Required task: Below is a block of records: output all of them exactly and leave out the pictures.
'''
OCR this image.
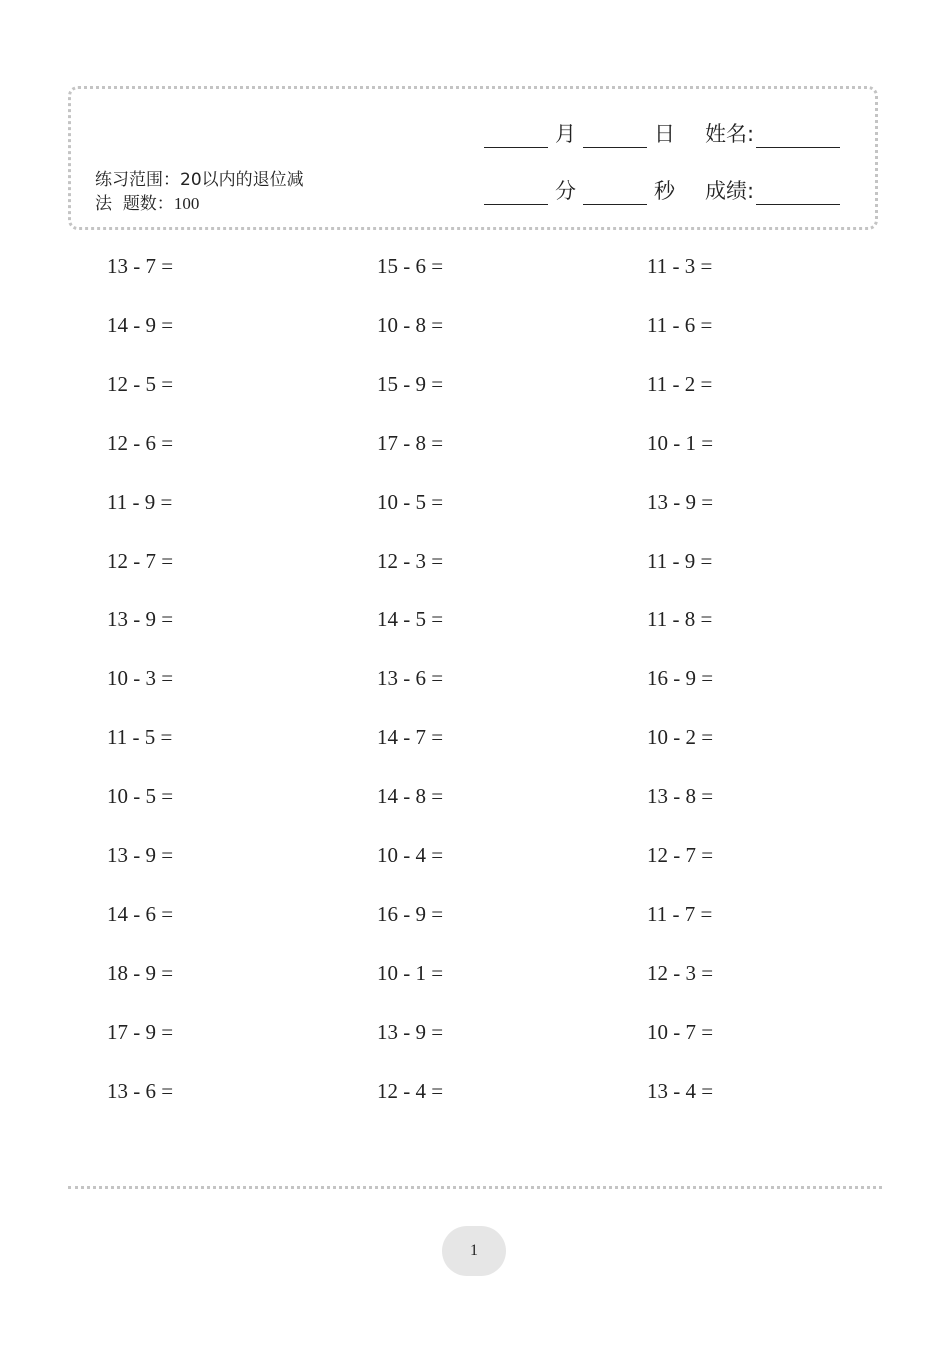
练习范围：20以内的退位减法 题数：100
月	日 姓名:
分	秒 成绩:
13 - 7 =
14 - 9 =
12 - 5 =
12 - 6 =
11 - 9 =
12 - 7 =
13 - 9 =
10 - 3 =
11 - 5 =
10 - 5 =
13 - 9 =
14 - 6 =
18 - 9 =
17 - 9 =
13 - 6 =
15 - 6 =
10 - 8 =
15 - 9 =
17 - 8 =
10 - 5 =
12 - 3 =
14 - 5 =
13 - 6 =
14 - 7 =
14 - 8 =
10 - 4 =
16 - 9 =
10 - 1 =
13 - 9 =
12 - 4 =
11 - 3 =
11 - 6 =
11 - 2 =
10 - 1 =
13 - 9 =
11 - 9 =
11 - 8 =
16 - 9 =
10 - 2 =
13 - 8 =
12 - 7 =
11 - 7 =
12 - 3 =
10 - 7 =
13 - 4 =
1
'''
Output below:
OCR this image.
练习范围：20以内的退位减法 题数：100
月	日 姓名:
分	秒 成绩:
13 - 7 =
14 - 9 =
12 - 5 =
12 - 6 =
11 - 9 =
12 - 7 =
13 - 9 =
10 - 3 =
11 - 5 =
10 - 5 =
13 - 9 =
14 - 6 =
18 - 9 =
17 - 9 =
13 - 6 =
15 - 6 =
10 - 8 =
15 - 9 =
17 - 8 =
10 - 5 =
12 - 3 =
14 - 5 =
13 - 6 =
14 - 7 =
14 - 8 =
10 - 4 =
16 - 9 =
10 - 1 =
13 - 9 =
12 - 4 =
11 - 3 =
11 - 6 =
11 - 2 =
10 - 1 =
13 - 9 =
11 - 9 =
11 - 8 =
16 - 9 =
10 - 2 =
13 - 8 =
12 - 7 =
11 - 7 =
12 - 3 =
10 - 7 =
13 - 4 =
1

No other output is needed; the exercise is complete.